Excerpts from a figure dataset
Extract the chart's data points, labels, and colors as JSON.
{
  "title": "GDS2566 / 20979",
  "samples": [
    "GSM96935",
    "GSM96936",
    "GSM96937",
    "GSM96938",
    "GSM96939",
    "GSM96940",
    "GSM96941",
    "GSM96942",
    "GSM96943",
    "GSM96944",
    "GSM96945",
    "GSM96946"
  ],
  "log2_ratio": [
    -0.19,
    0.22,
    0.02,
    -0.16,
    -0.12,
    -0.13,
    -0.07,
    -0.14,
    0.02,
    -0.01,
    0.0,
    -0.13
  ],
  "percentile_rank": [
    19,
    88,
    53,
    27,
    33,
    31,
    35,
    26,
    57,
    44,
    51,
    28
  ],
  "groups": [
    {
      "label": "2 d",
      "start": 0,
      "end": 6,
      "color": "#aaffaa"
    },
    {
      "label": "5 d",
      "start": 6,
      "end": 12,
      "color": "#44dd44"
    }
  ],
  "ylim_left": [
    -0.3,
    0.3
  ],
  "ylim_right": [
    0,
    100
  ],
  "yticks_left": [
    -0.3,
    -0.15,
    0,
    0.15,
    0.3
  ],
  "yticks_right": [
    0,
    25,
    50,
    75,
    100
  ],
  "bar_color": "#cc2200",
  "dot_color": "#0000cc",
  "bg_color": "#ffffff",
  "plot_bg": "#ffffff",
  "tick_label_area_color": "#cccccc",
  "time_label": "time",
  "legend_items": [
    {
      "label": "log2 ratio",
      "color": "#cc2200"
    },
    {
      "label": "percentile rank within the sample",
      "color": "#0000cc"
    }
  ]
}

What the task asks:
Output the listing above without altering a single character.

Result:
Extract the chart's data points, labels, and colors as JSON.
{
  "title": "GDS2566 / 20979",
  "samples": [
    "GSM96935",
    "GSM96936",
    "GSM96937",
    "GSM96938",
    "GSM96939",
    "GSM96940",
    "GSM96941",
    "GSM96942",
    "GSM96943",
    "GSM96944",
    "GSM96945",
    "GSM96946"
  ],
  "log2_ratio": [
    -0.19,
    0.22,
    0.02,
    -0.16,
    -0.12,
    -0.13,
    -0.07,
    -0.14,
    0.02,
    -0.01,
    0.0,
    -0.13
  ],
  "percentile_rank": [
    19,
    88,
    53,
    27,
    33,
    31,
    35,
    26,
    57,
    44,
    51,
    28
  ],
  "groups": [
    {
      "label": "2 d",
      "start": 0,
      "end": 6,
      "color": "#aaffaa"
    },
    {
      "label": "5 d",
      "start": 6,
      "end": 12,
      "color": "#44dd44"
    }
  ],
  "ylim_left": [
    -0.3,
    0.3
  ],
  "ylim_right": [
    0,
    100
  ],
  "yticks_left": [
    -0.3,
    -0.15,
    0,
    0.15,
    0.3
  ],
  "yticks_right": [
    0,
    25,
    50,
    75,
    100
  ],
  "bar_color": "#cc2200",
  "dot_color": "#0000cc",
  "bg_color": "#ffffff",
  "plot_bg": "#ffffff",
  "tick_label_area_color": "#cccccc",
  "time_label": "time",
  "legend_items": [
    {
      "label": "log2 ratio",
      "color": "#cc2200"
    },
    {
      "label": "percentile rank within the sample",
      "color": "#0000cc"
    }
  ]
}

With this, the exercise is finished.